» **REQUIRED WORK**
Say how many lines in the records hold the word "lime", and give nothing but that number.

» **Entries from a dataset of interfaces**

'''

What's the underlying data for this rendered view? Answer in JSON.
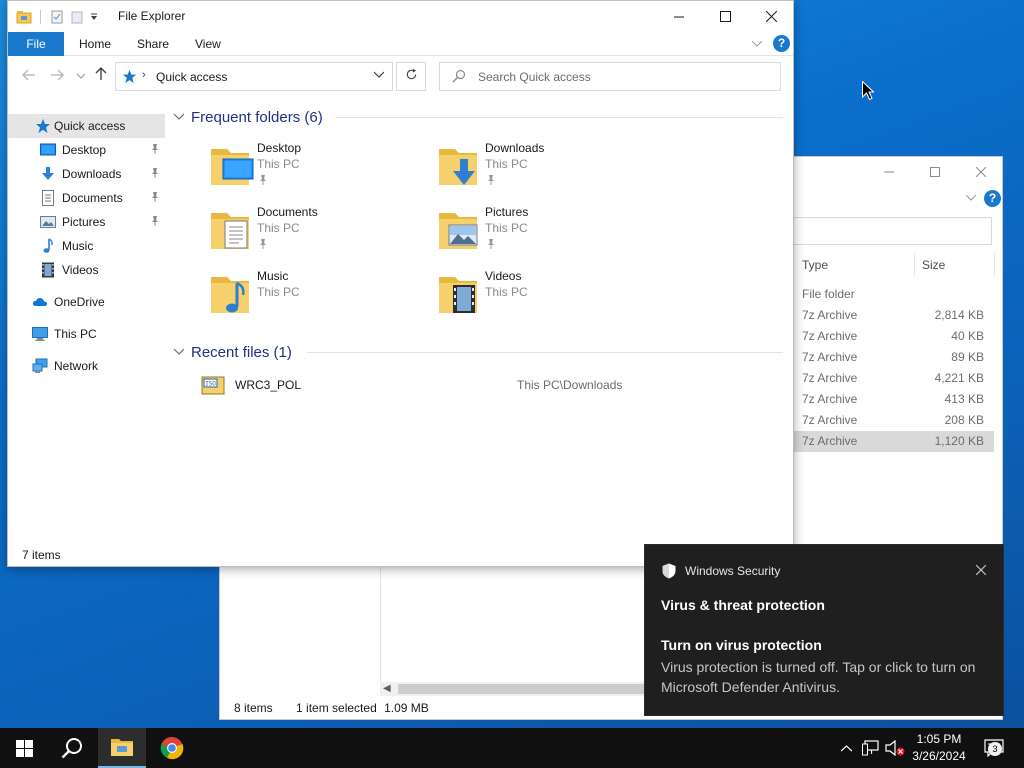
{
  "main_window": {
    "title": "File Explorer",
    "ribbon": {
      "file": "File",
      "home": "Home",
      "share": "Share",
      "view": "View"
    },
    "address": {
      "location": "Quick access"
    },
    "search": {
      "placeholder": "Search Quick access"
    },
    "nav_pane": [
      {
        "label": "Quick access",
        "icon": "star-icon",
        "selected": true
      },
      {
        "label": "Desktop",
        "icon": "desktop-icon",
        "pinned": true
      },
      {
        "label": "Downloads",
        "icon": "download-arrow-icon",
        "pinned": true
      },
      {
        "label": "Documents",
        "icon": "document-icon",
        "pinned": true
      },
      {
        "label": "Pictures",
        "icon": "pictures-icon",
        "pinned": true
      },
      {
        "label": "Music",
        "icon": "music-note-icon"
      },
      {
        "label": "Videos",
        "icon": "film-icon"
      },
      {
        "label": "OneDrive",
        "icon": "cloud-icon"
      },
      {
        "label": "This PC",
        "icon": "computer-icon"
      },
      {
        "label": "Network",
        "icon": "network-icon"
      }
    ],
    "frequent": {
      "header": "Frequent folders (6)",
      "items": [
        {
          "name": "Desktop",
          "location": "This PC",
          "pinned": true
        },
        {
          "name": "Downloads",
          "location": "This PC",
          "pinned": true
        },
        {
          "name": "Documents",
          "location": "This PC",
          "pinned": true
        },
        {
          "name": "Pictures",
          "location": "This PC",
          "pinned": true
        },
        {
          "name": "Music",
          "location": "This PC"
        },
        {
          "name": "Videos",
          "location": "This PC"
        }
      ]
    },
    "recent": {
      "header": "Recent files (1)",
      "items": [
        {
          "name": "WRC3_POL",
          "path": "This PC\\Downloads",
          "icon_text": "ISO"
        }
      ]
    },
    "status": "7 items"
  },
  "background_window": {
    "columns": {
      "type": "Type",
      "size": "Size"
    },
    "rows": [
      {
        "type": "File folder",
        "size": ""
      },
      {
        "type": "7z Archive",
        "size": "2,814 KB"
      },
      {
        "type": "7z Archive",
        "size": "40 KB"
      },
      {
        "type": "7z Archive",
        "size": "89 KB"
      },
      {
        "type": "7z Archive",
        "size": "4,221 KB"
      },
      {
        "type": "7z Archive",
        "size": "413 KB"
      },
      {
        "type": "7z Archive",
        "size": "208 KB"
      },
      {
        "type": "7z Archive",
        "size": "1,120 KB",
        "selected": true
      }
    ],
    "status": {
      "items": "8 items",
      "selected": "1 item selected",
      "size": "1.09 MB"
    }
  },
  "toast": {
    "app": "Windows Security",
    "title": "Virus & threat protection",
    "subtitle": "Turn on virus protection",
    "body": "Virus protection is turned off. Tap or click to turn on Microsoft Defender Antivirus."
  },
  "taskbar": {
    "time": "1:05 PM",
    "date": "3/26/2024",
    "notification_count": "3"
  },
  "colors": {
    "accent": "#1979ca",
    "section_header": "#1e3287",
    "toast_bg": "#1f1f1f",
    "taskbar_bg": "#101010",
    "folder_yellow": "#f6c955"
  }
}
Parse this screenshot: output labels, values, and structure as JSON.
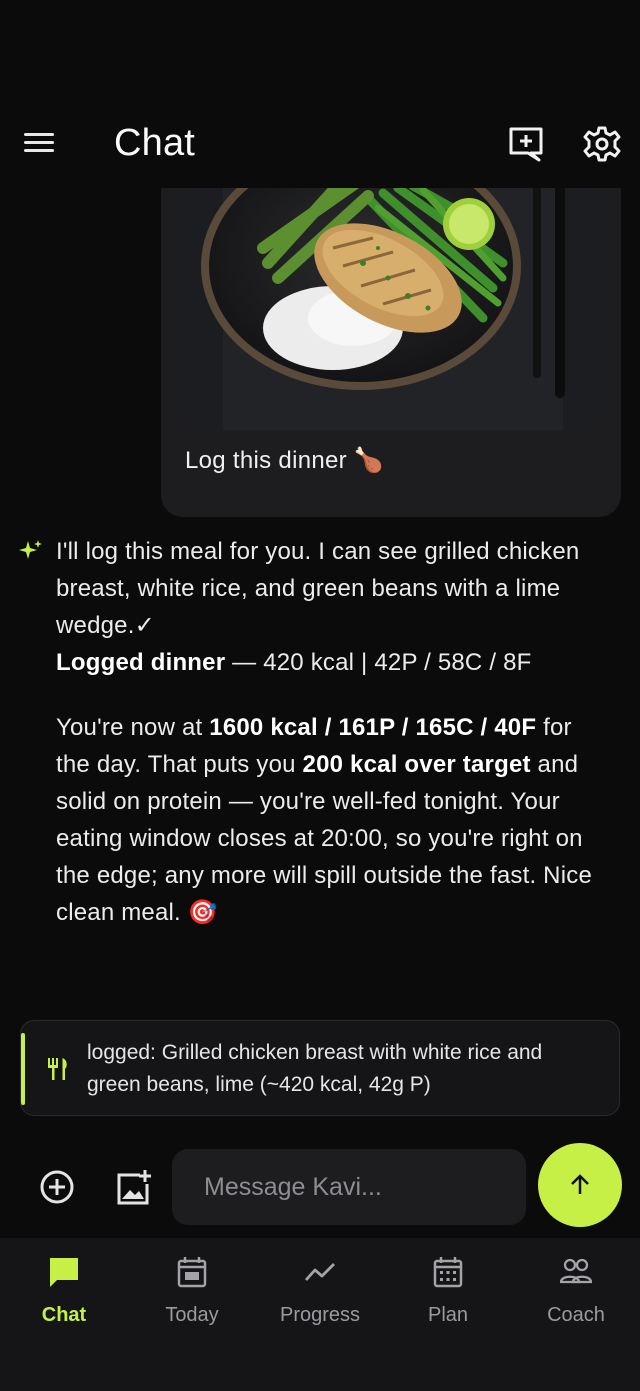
{
  "header": {
    "title": "Chat",
    "menu_icon": "menu-icon",
    "new_chat_icon": "new-chat-icon",
    "settings_icon": "gear-icon"
  },
  "chat": {
    "user_message": {
      "image": "grilled-chicken-plate-photo",
      "text": "Log this dinner 🍗"
    },
    "assistant_message": {
      "icon": "sparkle-icon",
      "intro": "I'll log this meal for you. I can see grilled chicken breast, white rice, and green beans with a lime wedge.✓",
      "logged_label": "Logged dinner",
      "logged_detail": " — 420 kcal | 42P / 58C / 8F",
      "p2_a": "You're now at ",
      "p2_b": "1600 kcal / 161P / 165C / 40F",
      "p2_c": " for the day. That puts you ",
      "p2_d": "200 kcal over target",
      "p2_e": " and solid on protein — you're well-fed tonight. Your eating window closes at 20:00, so you're right on the edge; any more will spill outside the fast. Nice clean meal. 🎯"
    },
    "log_card": {
      "icon": "fork-knife-icon",
      "text": "logged: Grilled chicken breast with white rice and green beans, lime (~420 kcal, 42g P)"
    }
  },
  "composer": {
    "placeholder": "Message Kavi...",
    "value": "",
    "add_icon": "plus-circle-icon",
    "image_icon": "add-image-icon",
    "send_icon": "arrow-up-icon"
  },
  "nav": {
    "items": [
      {
        "label": "Chat",
        "icon": "chat-icon",
        "active": true
      },
      {
        "label": "Today",
        "icon": "calendar-day-icon",
        "active": false
      },
      {
        "label": "Progress",
        "icon": "trend-icon",
        "active": false
      },
      {
        "label": "Plan",
        "icon": "calendar-grid-icon",
        "active": false
      },
      {
        "label": "Coach",
        "icon": "people-icon",
        "active": false
      }
    ]
  },
  "colors": {
    "background": "#0b0b0c",
    "surface": "#1d1d20",
    "accent": "#c6f045",
    "nav_bg": "#151517",
    "muted": "#9a9a9f"
  }
}
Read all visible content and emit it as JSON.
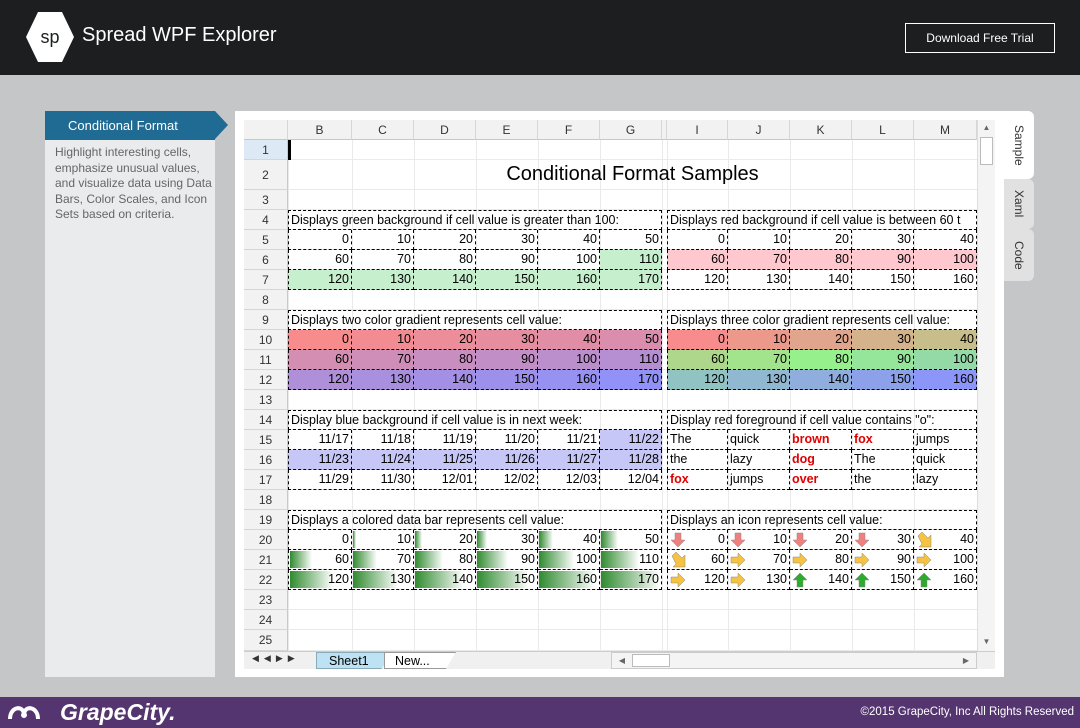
{
  "header": {
    "logo_text": "sp",
    "title": "Spread WPF Explorer",
    "trial_button": "Download Free Trial"
  },
  "sidebar": {
    "selected": "Conditional Format",
    "description": "Highlight interesting cells, emphasize unusual values, and visualize data using Data Bars, Color Scales, and Icon Sets based on criteria."
  },
  "tabs": [
    "Sample",
    "Xaml",
    "Code"
  ],
  "sheet": {
    "columns": [
      "B",
      "C",
      "D",
      "E",
      "F",
      "G",
      "I",
      "J",
      "K",
      "L",
      "M"
    ],
    "rows": [
      "1",
      "2",
      "3",
      "4",
      "5",
      "6",
      "7",
      "8",
      "9",
      "10",
      "11",
      "12",
      "13",
      "14",
      "15",
      "16",
      "17",
      "18",
      "19",
      "20",
      "21",
      "22",
      "23",
      "24",
      "25"
    ],
    "title": "Conditional Format Samples",
    "captions": {
      "r4_left": "Displays green background if cell value is greater than 100:",
      "r4_right": "Displays red background if cell value is between 60 t",
      "r9_left": "Displays two color gradient represents cell value:",
      "r9_right": "Displays three color gradient represents cell value:",
      "r14_left": "Display blue background if cell value is in next week:",
      "r14_right": "Display red foreground if cell value contains \"o\":",
      "r19_left": "Displays a colored data bar represents cell value:",
      "r19_right": "Displays an icon represents cell value:"
    },
    "values": {
      "r5": [
        "0",
        "10",
        "20",
        "30",
        "40",
        "50",
        "0",
        "10",
        "20",
        "30",
        "40"
      ],
      "r6": [
        "60",
        "70",
        "80",
        "90",
        "100",
        "110",
        "60",
        "70",
        "80",
        "90",
        "100"
      ],
      "r7": [
        "120",
        "130",
        "140",
        "150",
        "160",
        "170",
        "120",
        "130",
        "140",
        "150",
        "160"
      ],
      "r10": [
        "0",
        "10",
        "20",
        "30",
        "40",
        "50",
        "0",
        "10",
        "20",
        "30",
        "40"
      ],
      "r11": [
        "60",
        "70",
        "80",
        "90",
        "100",
        "110",
        "60",
        "70",
        "80",
        "90",
        "100"
      ],
      "r12": [
        "120",
        "130",
        "140",
        "150",
        "160",
        "170",
        "120",
        "130",
        "140",
        "150",
        "160"
      ],
      "r15": [
        "11/17",
        "11/18",
        "11/19",
        "11/20",
        "11/21",
        "11/22",
        "The",
        "quick",
        "brown",
        "fox",
        "jumps"
      ],
      "r16": [
        "11/23",
        "11/24",
        "11/25",
        "11/26",
        "11/27",
        "11/28",
        "the",
        "lazy",
        "dog",
        "The",
        "quick"
      ],
      "r17": [
        "11/29",
        "11/30",
        "12/01",
        "12/02",
        "12/03",
        "12/04",
        "fox",
        "jumps",
        "over",
        "the",
        "lazy"
      ],
      "r20": [
        "0",
        "10",
        "20",
        "30",
        "40",
        "50",
        "0",
        "10",
        "20",
        "30",
        "40"
      ],
      "r21": [
        "60",
        "70",
        "80",
        "90",
        "100",
        "110",
        "60",
        "70",
        "80",
        "90",
        "100"
      ],
      "r22": [
        "120",
        "130",
        "140",
        "150",
        "160",
        "170",
        "120",
        "130",
        "140",
        "150",
        "160"
      ]
    },
    "icons": {
      "r20": [
        "arrow-down-red-icon",
        "arrow-down-red-icon",
        "arrow-down-red-icon",
        "arrow-down-red-icon",
        "arrow-downright-yellow-icon"
      ],
      "r21": [
        "arrow-downright-yellow-icon",
        "arrow-right-yellow-icon",
        "arrow-right-yellow-icon",
        "arrow-right-yellow-icon",
        "arrow-right-yellow-icon"
      ],
      "r22": [
        "arrow-upright-yellow-icon",
        "arrow-upright-yellow-icon",
        "arrow-up-green-icon",
        "arrow-up-green-icon",
        "arrow-up-green-icon"
      ]
    },
    "sheet_tabs": [
      "Sheet1",
      "New..."
    ]
  },
  "footer": {
    "brand": "GrapeCity.",
    "copyright": "©2015 GrapeCity, Inc All Rights Reserved"
  },
  "colors": {
    "header_bg": "#1c1e20",
    "accent": "#1f6b94",
    "footer_bg": "#54356f",
    "green_fill": "#c6efce",
    "red_fill": "#ffc7ce",
    "blue_fill": "#c7c7f7",
    "red_text": "#e00000",
    "databar": "#2f8a2f"
  }
}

'''

» **REPLY TO THE EXERCISE**
2